Goal - Provide the number of lines containing the word "this", and nothing else.

-- START Record set --

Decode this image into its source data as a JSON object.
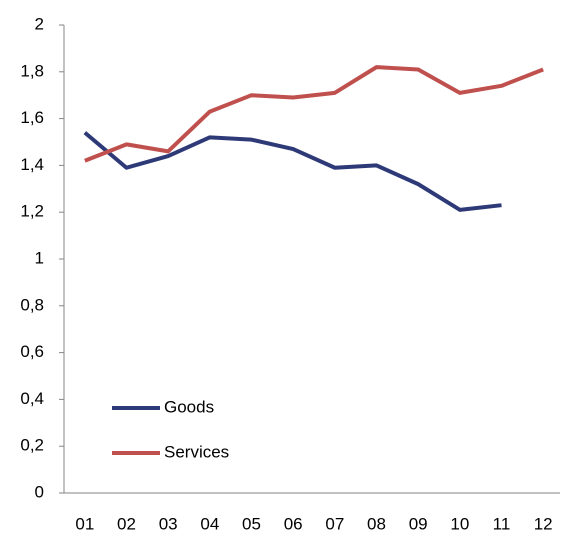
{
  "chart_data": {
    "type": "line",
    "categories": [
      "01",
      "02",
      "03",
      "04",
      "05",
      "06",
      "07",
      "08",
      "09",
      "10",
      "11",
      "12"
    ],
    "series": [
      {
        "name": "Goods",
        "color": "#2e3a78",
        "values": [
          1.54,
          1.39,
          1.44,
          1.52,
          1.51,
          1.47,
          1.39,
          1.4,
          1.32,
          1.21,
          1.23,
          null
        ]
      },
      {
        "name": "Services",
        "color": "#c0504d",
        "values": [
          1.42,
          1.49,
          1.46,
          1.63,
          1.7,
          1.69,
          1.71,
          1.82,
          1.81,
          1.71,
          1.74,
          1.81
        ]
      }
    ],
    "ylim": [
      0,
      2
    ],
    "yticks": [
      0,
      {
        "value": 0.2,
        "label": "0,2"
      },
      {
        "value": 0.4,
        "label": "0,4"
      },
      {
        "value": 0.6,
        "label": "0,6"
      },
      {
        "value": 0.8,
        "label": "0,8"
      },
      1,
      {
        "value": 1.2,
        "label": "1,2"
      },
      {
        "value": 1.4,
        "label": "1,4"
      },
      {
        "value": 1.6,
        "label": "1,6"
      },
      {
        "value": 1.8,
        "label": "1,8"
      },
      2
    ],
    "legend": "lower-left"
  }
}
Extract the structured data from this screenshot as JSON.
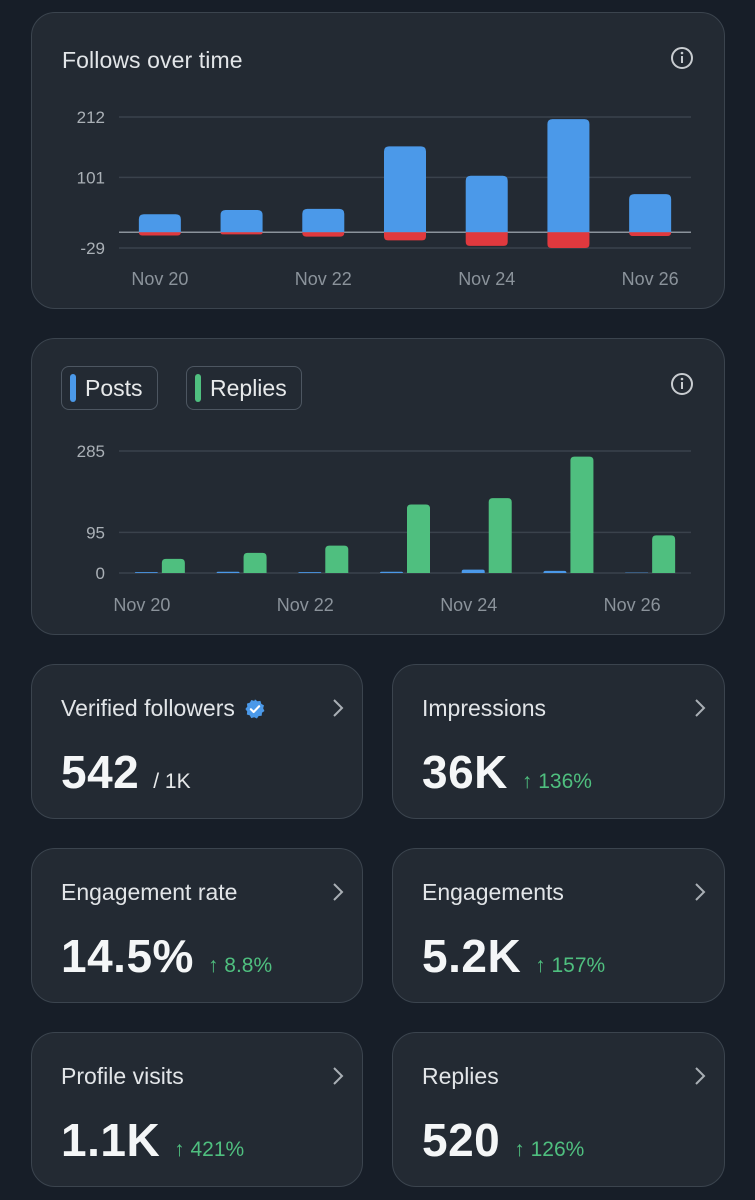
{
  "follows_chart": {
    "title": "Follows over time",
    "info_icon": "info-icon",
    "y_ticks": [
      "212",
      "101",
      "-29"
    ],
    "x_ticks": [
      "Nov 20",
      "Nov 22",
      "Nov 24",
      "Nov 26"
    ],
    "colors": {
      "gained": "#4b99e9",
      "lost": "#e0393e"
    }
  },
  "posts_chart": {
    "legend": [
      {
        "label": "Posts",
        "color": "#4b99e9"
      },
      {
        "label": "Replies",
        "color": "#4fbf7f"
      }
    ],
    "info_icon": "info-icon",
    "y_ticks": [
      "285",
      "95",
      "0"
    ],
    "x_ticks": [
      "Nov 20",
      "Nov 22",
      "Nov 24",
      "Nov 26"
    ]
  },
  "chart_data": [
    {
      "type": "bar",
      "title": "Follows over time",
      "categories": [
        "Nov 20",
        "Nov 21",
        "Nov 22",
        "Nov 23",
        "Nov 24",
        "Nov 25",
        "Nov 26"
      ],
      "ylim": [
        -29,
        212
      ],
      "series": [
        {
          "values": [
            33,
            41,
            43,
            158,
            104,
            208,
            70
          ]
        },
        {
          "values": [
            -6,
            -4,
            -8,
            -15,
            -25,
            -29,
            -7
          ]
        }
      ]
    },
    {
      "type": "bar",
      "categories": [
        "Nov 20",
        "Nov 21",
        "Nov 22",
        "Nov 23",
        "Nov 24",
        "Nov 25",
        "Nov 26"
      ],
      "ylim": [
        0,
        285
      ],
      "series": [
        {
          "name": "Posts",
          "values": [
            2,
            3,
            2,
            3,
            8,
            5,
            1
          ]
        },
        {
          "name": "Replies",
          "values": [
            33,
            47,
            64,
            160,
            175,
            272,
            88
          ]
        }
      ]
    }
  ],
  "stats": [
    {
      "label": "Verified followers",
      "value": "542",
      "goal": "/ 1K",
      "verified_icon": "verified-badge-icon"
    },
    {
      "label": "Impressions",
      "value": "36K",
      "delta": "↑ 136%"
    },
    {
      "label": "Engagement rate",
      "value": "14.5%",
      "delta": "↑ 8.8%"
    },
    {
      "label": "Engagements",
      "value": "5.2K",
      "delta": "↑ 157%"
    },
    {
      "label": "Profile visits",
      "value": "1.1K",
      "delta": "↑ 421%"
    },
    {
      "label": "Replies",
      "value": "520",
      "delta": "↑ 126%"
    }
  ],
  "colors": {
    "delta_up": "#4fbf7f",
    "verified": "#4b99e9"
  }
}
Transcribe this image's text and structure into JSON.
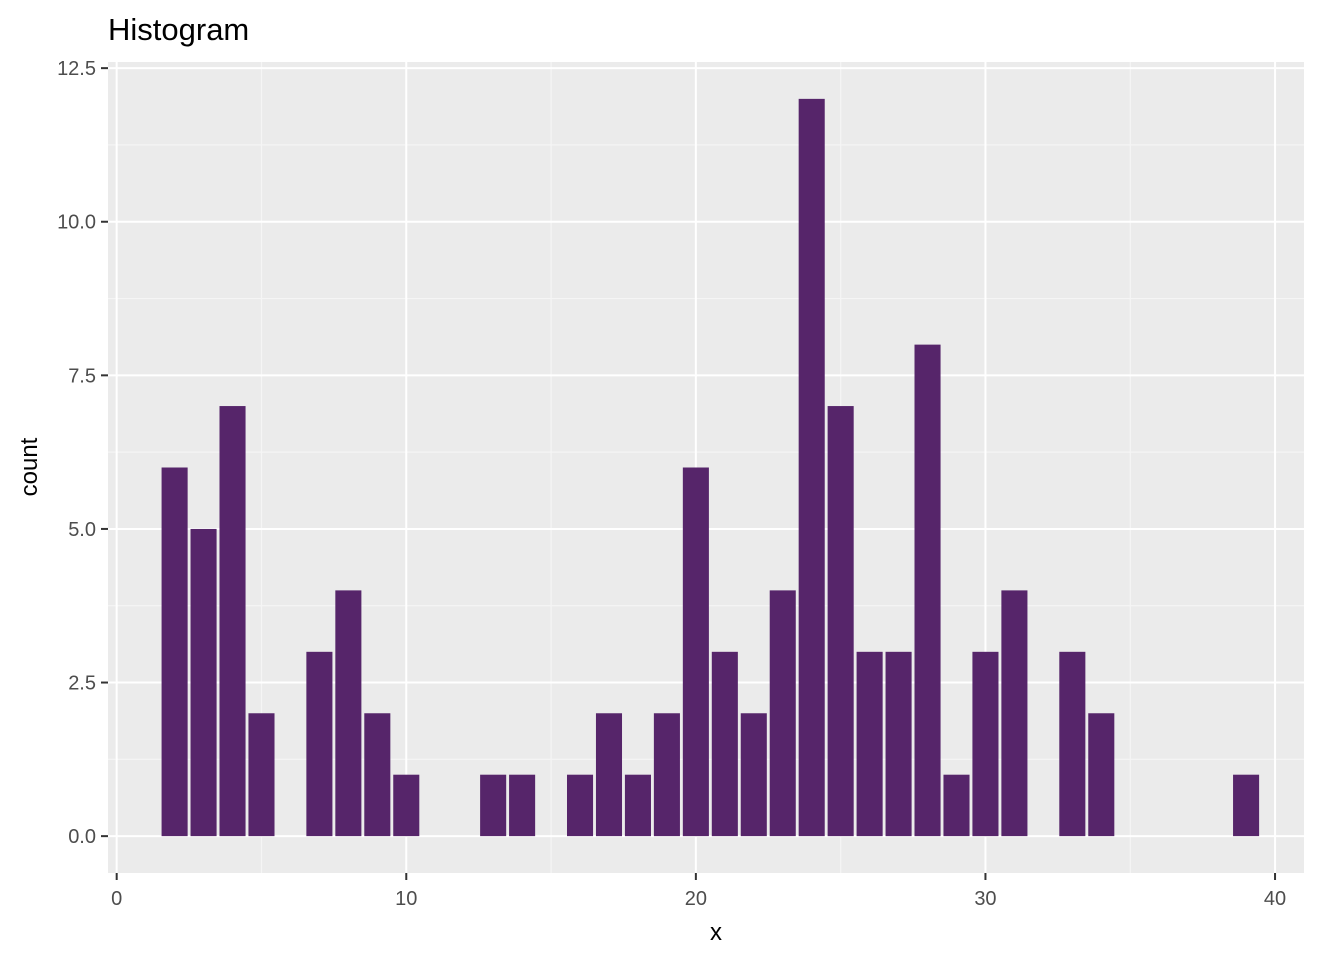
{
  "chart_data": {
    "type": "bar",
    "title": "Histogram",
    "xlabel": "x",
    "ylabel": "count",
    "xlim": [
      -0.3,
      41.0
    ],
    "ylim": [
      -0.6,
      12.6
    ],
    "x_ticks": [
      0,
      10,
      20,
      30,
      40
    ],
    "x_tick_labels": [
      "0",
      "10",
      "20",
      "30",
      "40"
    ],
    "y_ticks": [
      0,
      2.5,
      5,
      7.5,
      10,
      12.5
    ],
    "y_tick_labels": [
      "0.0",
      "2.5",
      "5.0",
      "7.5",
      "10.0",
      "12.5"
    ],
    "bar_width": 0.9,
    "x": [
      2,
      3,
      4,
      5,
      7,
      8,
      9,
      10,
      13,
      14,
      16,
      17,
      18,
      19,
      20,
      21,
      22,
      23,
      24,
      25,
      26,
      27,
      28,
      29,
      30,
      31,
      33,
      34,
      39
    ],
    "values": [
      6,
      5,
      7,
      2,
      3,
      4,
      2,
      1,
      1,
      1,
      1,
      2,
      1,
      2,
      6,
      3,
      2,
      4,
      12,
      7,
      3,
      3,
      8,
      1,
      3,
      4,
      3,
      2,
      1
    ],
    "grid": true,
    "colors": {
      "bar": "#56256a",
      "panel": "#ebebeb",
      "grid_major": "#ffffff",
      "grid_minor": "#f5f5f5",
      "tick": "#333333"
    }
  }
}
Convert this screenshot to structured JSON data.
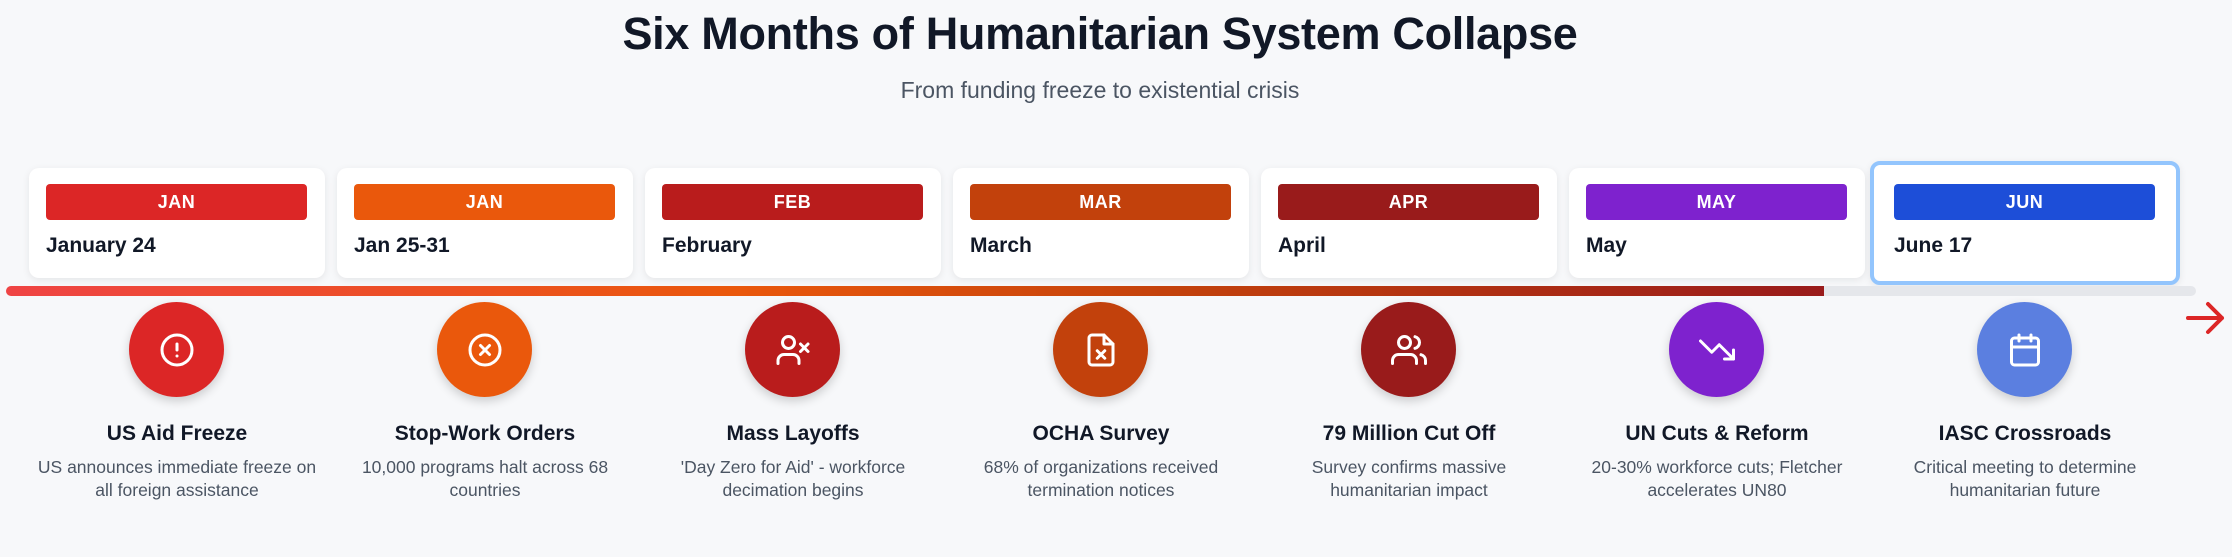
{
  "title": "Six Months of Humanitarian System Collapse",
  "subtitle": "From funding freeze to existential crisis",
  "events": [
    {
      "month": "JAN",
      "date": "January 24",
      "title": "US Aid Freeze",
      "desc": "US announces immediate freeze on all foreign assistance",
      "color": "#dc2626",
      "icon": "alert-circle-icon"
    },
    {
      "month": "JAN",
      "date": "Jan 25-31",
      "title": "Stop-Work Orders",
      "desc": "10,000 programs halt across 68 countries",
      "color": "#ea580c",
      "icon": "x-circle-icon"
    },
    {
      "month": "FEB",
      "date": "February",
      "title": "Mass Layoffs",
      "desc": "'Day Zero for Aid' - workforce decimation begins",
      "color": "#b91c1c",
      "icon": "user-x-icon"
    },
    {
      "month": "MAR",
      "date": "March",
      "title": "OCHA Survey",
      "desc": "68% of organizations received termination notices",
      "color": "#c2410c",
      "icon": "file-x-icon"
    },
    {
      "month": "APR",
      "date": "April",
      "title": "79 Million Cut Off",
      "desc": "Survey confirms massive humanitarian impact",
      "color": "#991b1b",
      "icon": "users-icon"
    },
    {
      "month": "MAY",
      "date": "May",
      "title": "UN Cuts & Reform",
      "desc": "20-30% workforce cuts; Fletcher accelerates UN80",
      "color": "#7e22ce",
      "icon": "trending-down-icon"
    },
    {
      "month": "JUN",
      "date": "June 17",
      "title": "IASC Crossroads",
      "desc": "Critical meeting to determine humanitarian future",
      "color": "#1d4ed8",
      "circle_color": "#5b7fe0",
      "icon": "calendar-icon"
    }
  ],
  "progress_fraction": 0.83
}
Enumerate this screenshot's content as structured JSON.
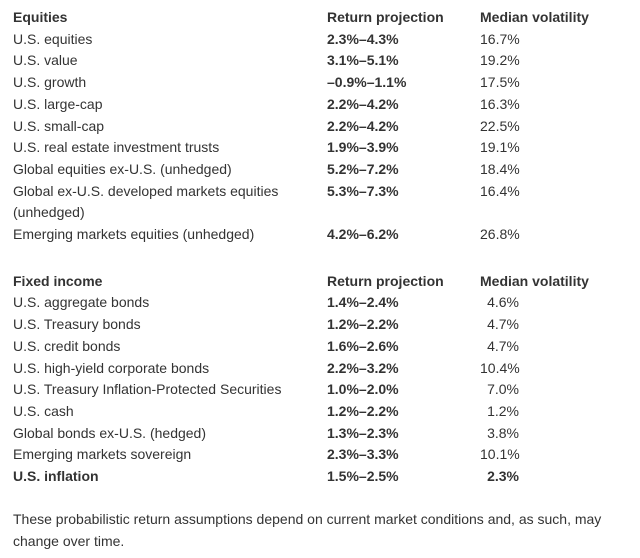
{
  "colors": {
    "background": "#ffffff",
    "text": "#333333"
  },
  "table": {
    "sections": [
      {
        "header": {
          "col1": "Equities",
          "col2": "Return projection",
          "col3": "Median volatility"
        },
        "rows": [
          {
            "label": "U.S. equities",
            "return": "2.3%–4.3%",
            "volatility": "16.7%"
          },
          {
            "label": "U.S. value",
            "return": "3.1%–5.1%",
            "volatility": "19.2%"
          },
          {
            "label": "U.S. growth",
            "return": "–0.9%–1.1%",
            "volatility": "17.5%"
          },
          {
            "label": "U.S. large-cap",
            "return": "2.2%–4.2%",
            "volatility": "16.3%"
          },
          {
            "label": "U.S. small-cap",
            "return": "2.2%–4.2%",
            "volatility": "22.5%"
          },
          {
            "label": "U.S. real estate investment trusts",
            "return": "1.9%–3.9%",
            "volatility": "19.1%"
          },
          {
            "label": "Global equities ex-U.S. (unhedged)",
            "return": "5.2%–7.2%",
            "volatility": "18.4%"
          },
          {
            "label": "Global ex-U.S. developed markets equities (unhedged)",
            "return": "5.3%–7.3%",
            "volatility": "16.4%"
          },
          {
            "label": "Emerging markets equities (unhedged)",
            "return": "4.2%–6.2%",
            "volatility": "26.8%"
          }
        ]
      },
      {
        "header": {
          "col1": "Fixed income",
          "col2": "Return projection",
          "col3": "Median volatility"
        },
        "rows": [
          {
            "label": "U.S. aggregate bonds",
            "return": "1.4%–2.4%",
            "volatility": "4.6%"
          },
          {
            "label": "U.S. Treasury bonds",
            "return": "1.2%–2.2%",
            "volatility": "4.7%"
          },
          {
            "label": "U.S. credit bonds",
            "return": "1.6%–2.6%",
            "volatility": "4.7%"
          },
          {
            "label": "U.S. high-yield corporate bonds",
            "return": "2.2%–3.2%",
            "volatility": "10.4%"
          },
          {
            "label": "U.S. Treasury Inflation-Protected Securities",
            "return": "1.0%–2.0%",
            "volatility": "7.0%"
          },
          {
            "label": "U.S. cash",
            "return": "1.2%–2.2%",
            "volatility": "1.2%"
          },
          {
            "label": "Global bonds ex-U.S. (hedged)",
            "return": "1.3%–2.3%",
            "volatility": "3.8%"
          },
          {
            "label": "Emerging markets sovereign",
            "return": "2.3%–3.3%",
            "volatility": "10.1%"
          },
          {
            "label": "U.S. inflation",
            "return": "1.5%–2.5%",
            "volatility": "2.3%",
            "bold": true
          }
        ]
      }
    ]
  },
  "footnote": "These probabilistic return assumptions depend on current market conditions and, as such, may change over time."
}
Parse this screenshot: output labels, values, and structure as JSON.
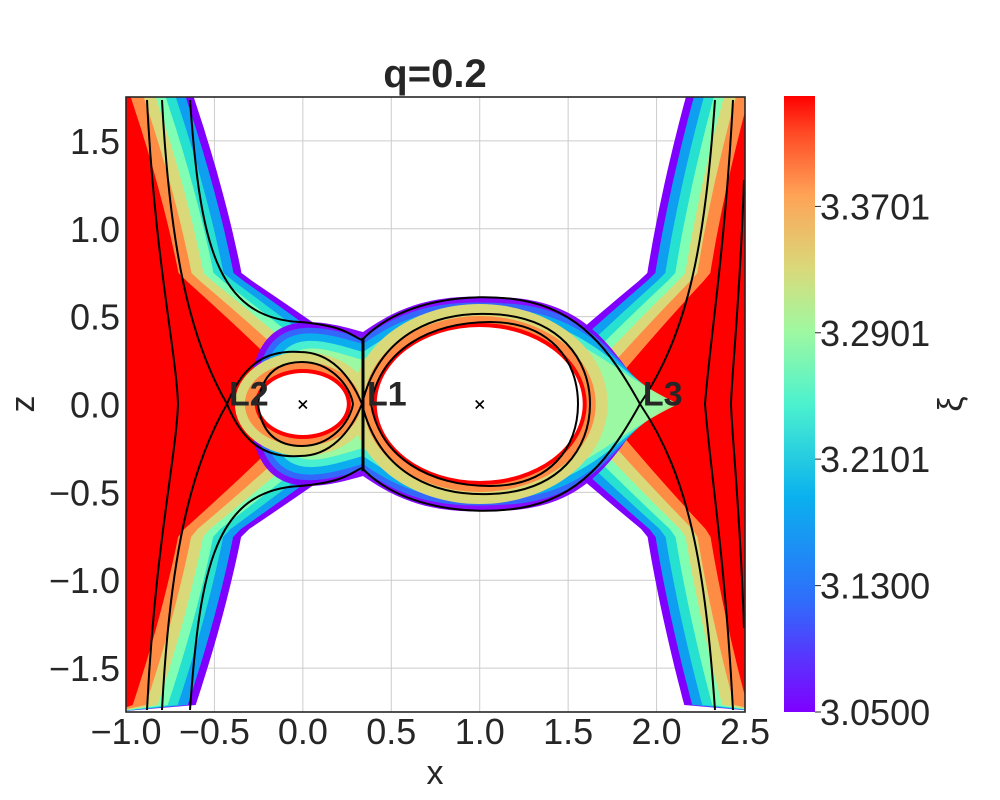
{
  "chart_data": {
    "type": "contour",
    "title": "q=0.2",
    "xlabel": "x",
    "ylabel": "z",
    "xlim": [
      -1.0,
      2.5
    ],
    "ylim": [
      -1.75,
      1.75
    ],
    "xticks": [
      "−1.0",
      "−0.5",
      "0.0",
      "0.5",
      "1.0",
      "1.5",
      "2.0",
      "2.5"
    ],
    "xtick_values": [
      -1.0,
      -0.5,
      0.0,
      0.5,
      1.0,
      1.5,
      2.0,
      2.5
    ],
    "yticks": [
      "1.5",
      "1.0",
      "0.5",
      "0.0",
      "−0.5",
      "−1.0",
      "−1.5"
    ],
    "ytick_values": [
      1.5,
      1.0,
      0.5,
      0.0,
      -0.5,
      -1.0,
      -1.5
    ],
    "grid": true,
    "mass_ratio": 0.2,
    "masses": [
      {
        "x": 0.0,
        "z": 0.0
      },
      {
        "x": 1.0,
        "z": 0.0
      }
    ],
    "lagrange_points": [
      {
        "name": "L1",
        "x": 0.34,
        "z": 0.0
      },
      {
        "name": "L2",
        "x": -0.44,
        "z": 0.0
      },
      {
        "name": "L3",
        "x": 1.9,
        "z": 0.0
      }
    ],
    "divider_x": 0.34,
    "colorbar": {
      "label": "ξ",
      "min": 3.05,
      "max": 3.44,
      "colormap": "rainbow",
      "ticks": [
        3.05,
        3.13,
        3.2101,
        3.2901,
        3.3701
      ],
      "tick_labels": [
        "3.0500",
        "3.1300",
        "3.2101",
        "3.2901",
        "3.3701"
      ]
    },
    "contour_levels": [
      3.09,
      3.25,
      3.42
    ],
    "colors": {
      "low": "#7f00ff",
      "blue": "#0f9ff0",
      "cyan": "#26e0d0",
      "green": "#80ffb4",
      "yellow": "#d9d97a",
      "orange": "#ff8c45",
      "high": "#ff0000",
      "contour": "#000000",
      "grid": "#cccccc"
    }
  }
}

-- END Record set --

Reply - 6